__Brief__:
Find each line with the string "contract" and copy it.
-- Begin Input --
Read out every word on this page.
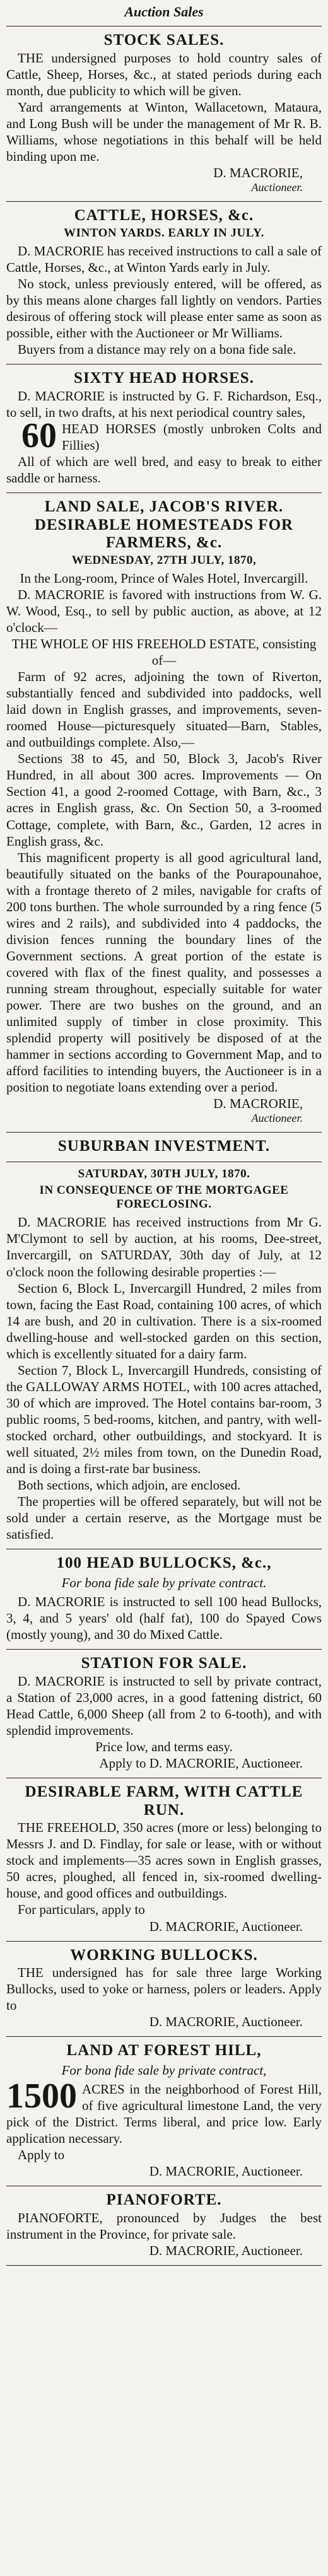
Auction Sales
STOCK SALES.

THE undersigned purposes to hold country sales of Cattle, Sheep, Horses, &c., at stated periods during each month, due publicity to which will be given.

Yard arrangements at Winton, Wallacetown, Mataura, and Long Bush will be under the management of Mr R. B. Williams, whose negotiations in this behalf will be held binding upon me.

D. MACRORIE,
Auctioneer.
CATTLE, HORSES, &c.
WINTON YARDS. EARLY IN JULY.

D. MACRORIE has received instructions to call a sale of Cattle, Horses, &c., at Winton Yards early in July.

No stock, unless previously entered, will be offered, as by this means alone charges fall lightly on vendors. Parties desirous of offering stock will please enter same as soon as possible, either with the Auctioneer or Mr Williams.

Buyers from a distance may rely on a bona fide sale.

SIXTY HEAD HORSES.

D. MACRORIE is instructed by G. F. Richardson, Esq., to sell, in two drafts, at his next periodical country sales,

60 HEAD HORSES (mostly unbroken Colts and Fillies)

All of which are well bred, and easy to break to either saddle or harness.

LAND SALE, JACOB'S RIVER.
DESIRABLE HOMESTEADS FOR FARMERS, &c.
WEDNESDAY, 27TH JULY, 1870,

In the Long-room, Prince of Wales Hotel, Invercargill.

D. MACRORIE is favored with instructions from W. G. W. Wood, Esq., to sell by public auction, as above, at 12 o'clock—

THE WHOLE OF HIS FREEHOLD ESTATE, consisting of—

Farm of 92 acres, adjoining the town of Riverton, substantially fenced and subdivided into paddocks, well laid down in English grasses, and improvements, seven-roomed House—picturesquely situated—Barn, Stables, and outbuildings complete. Also,—

Sections 38 to 45, and 50, Block 3, Jacob's River Hundred, in all about 300 acres. Improvements — On Section 41, a good 2-roomed Cottage, with Barn, &c., 3 acres in English grass, &c. On Section 50, a 3-roomed Cottage, complete, with Barn, &c., Garden, 12 acres in English grass, &c.

This magnificent property is all good agricultural land, beautifully situated on the banks of the Pourapounahoe, with a frontage thereto of 2 miles, navigable for crafts of 200 tons burthen. The whole surrounded by a ring fence (5 wires and 2 rails), and subdivided into 4 paddocks, the division fences running the boundary lines of the Government sections. A great portion of the estate is covered with flax of the finest quality, and possesses a running stream throughout, especially suitable for water power. There are two bushes on the ground, and an unlimited supply of timber in close proximity. This splendid property will positively be disposed of at the hammer in sections according to Government Map, and to afford facilities to intending buyers, the Auctioneer is in a position to negotiate loans extending over a period.

D. MACRORIE,
Auctioneer.
SUBURBAN INVESTMENT.
SATURDAY, 30TH JULY, 1870.
IN CONSEQUENCE OF THE MORTGAGEE FORECLOSING.

D. MACRORIE has received instructions from Mr G. M'Clymont to sell by auction, at his rooms, Dee-street, Invercargill, on SATURDAY, 30th day of July, at 12 o'clock noon the following desirable properties :—

Section 6, Block L, Invercargill Hundred, 2 miles from town, facing the East Road, containing 100 acres, of which 14 are bush, and 20 in cultivation. There is a six-roomed dwelling-house and well-stocked garden on this section, which is excellently situated for a dairy farm.

Section 7, Block L, Invercargill Hundreds, consisting of the GALLOWAY ARMS HOTEL, with 100 acres attached, 30 of which are improved. The Hotel contains bar-room, 3 public rooms, 5 bed-rooms, kitchen, and pantry, with well-stocked orchard, other outbuildings, and stockyard. It is well situated, 2½ miles from town, on the Dunedin Road, and is doing a first-rate bar business.

Both sections, which adjoin, are enclosed.

The properties will be offered separately, but will not be sold under a certain reserve, as the Mortgage must be satisfied.

100 HEAD BULLOCKS, &c.,
For bona fide sale by private contract.

D. MACRORIE is instructed to sell 100 head Bullocks, 3, 4, and 5 years' old (half fat), 100 do Spayed Cows (mostly young), and 30 do Mixed Cattle.

STATION FOR SALE.

D. MACRORIE is instructed to sell by private contract, a Station of 23,000 acres, in a good fattening district, 60 Head Cattle, 6,000 Sheep (all from 2 to 6-tooth), and with splendid improvements.

Price low, and terms easy.

Apply to D. MACRORIE, Auctioneer.
DESIRABLE FARM, WITH CATTLE RUN.

THE FREEHOLD, 350 acres (more or less) belonging to Messrs J. and D. Findlay, for sale or lease, with or without stock and implements—35 acres sown in English grasses, 50 acres, ploughed, all fenced in, six-roomed dwelling-house, and good offices and outbuildings.

For particulars, apply to

D. MACRORIE, Auctioneer.
WORKING BULLOCKS.

THE undersigned has for sale three large Working Bullocks, used to yoke or harness, polers or leaders. Apply to

D. MACRORIE, Auctioneer.
LAND AT FOREST HILL,
For bona fide sale by private contract,
1500 ACRES in the neighborhood of Forest Hill, of five agricultural limestone Land, the very pick of the District. Terms liberal, and price low. Early application necessary.

Apply to

D. MACRORIE, Auctioneer.
PIANOFORTE.

PIANOFORTE, pronounced by Judges the best instrument in the Province, for private sale.

D. MACRORIE, Auctioneer.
-- End Input --
__Task solution__:
For bona fide sale by private contract.
D. MACRORIE is instructed to sell by private contract, a Station of 23,000 acres, in a good fattening district, 60 Head Cattle, 6,000 Sheep (all from 2 to 6-tooth), and with splendid improvements.
For bona fide sale by private contract,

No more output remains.